Data records:
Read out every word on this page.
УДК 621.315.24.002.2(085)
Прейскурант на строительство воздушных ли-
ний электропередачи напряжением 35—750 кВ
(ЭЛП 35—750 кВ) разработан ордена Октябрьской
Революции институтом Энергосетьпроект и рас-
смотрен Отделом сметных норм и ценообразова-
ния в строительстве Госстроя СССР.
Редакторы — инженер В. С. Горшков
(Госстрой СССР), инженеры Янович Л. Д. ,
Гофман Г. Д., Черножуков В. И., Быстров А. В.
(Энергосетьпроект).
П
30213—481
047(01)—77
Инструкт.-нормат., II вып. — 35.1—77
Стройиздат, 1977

▶ WORK TO DO: Print the complete listing again, exactly as it stands.

▶ COMPLETED TASK:
Read out every word on this page.
УДК 621.315.24.002.2(085)
Прейскурант на строительство воздушных ли-
ний электропередачи напряжением 35—750 кВ
(ЭЛП 35—750 кВ) разработан ордена Октябрьской
Революции институтом Энергосетьпроект и рас-
смотрен Отделом сметных норм и ценообразова-
ния в строительстве Госстроя СССР.
Редакторы — инженер В. С. Горшков
(Госстрой СССР), инженеры Янович Л. Д. ,
Гофман Г. Д., Черножуков В. И., Быстров А. В.
(Энергосетьпроект).
П
30213—481
047(01)—77
Инструкт.-нормат., II вып. — 35.1—77
Стройиздат, 1977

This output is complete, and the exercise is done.